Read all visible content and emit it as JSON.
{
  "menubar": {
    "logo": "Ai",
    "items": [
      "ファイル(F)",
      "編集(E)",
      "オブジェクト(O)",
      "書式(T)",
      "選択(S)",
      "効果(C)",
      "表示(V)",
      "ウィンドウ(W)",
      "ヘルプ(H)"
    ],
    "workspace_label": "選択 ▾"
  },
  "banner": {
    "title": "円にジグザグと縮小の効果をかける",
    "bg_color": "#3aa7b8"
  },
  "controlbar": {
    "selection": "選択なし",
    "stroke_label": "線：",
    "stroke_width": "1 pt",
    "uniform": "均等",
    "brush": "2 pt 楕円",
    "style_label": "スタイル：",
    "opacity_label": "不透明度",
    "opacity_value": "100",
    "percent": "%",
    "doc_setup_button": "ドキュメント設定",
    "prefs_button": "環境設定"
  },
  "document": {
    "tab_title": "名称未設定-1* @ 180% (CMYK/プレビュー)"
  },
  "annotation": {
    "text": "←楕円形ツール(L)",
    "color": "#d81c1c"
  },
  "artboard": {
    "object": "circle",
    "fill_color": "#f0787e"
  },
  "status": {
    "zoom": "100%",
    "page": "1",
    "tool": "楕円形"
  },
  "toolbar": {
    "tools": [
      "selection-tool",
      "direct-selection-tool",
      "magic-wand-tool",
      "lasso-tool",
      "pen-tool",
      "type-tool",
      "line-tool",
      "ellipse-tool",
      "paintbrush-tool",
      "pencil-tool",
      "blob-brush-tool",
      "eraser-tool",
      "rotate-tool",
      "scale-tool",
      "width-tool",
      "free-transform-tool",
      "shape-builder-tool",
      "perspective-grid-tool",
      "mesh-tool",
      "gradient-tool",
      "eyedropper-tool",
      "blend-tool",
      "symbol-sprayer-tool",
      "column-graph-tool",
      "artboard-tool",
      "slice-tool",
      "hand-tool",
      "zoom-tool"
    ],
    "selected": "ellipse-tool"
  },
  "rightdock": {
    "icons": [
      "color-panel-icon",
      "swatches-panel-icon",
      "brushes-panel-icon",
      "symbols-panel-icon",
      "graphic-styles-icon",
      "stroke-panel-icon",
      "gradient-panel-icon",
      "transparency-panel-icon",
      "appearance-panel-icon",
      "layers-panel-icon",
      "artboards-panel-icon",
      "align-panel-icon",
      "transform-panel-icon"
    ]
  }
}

────────────────────────────────────────

# WHAT YOU ARE ASKED TO DO
The entries above should be repeated exactly, every one of them.

# SOLVED EXERCISE
Read all visible content and emit it as JSON.
{
  "menubar": {
    "logo": "Ai",
    "items": [
      "ファイル(F)",
      "編集(E)",
      "オブジェクト(O)",
      "書式(T)",
      "選択(S)",
      "効果(C)",
      "表示(V)",
      "ウィンドウ(W)",
      "ヘルプ(H)"
    ],
    "workspace_label": "選択 ▾"
  },
  "banner": {
    "title": "円にジグザグと縮小の効果をかける",
    "bg_color": "#3aa7b8"
  },
  "controlbar": {
    "selection": "選択なし",
    "stroke_label": "線：",
    "stroke_width": "1 pt",
    "uniform": "均等",
    "brush": "2 pt 楕円",
    "style_label": "スタイル：",
    "opacity_label": "不透明度",
    "opacity_value": "100",
    "percent": "%",
    "doc_setup_button": "ドキュメント設定",
    "prefs_button": "環境設定"
  },
  "document": {
    "tab_title": "名称未設定-1* @ 180% (CMYK/プレビュー)"
  },
  "annotation": {
    "text": "←楕円形ツール(L)",
    "color": "#d81c1c"
  },
  "artboard": {
    "object": "circle",
    "fill_color": "#f0787e"
  },
  "status": {
    "zoom": "100%",
    "page": "1",
    "tool": "楕円形"
  },
  "toolbar": {
    "tools": [
      "selection-tool",
      "direct-selection-tool",
      "magic-wand-tool",
      "lasso-tool",
      "pen-tool",
      "type-tool",
      "line-tool",
      "ellipse-tool",
      "paintbrush-tool",
      "pencil-tool",
      "blob-brush-tool",
      "eraser-tool",
      "rotate-tool",
      "scale-tool",
      "width-tool",
      "free-transform-tool",
      "shape-builder-tool",
      "perspective-grid-tool",
      "mesh-tool",
      "gradient-tool",
      "eyedropper-tool",
      "blend-tool",
      "symbol-sprayer-tool",
      "column-graph-tool",
      "artboard-tool",
      "slice-tool",
      "hand-tool",
      "zoom-tool"
    ],
    "selected": "ellipse-tool"
  },
  "rightdock": {
    "icons": [
      "color-panel-icon",
      "swatches-panel-icon",
      "brushes-panel-icon",
      "symbols-panel-icon",
      "graphic-styles-icon",
      "stroke-panel-icon",
      "gradient-panel-icon",
      "transparency-panel-icon",
      "appearance-panel-icon",
      "layers-panel-icon",
      "artboards-panel-icon",
      "align-panel-icon",
      "transform-panel-icon"
    ]
  }
}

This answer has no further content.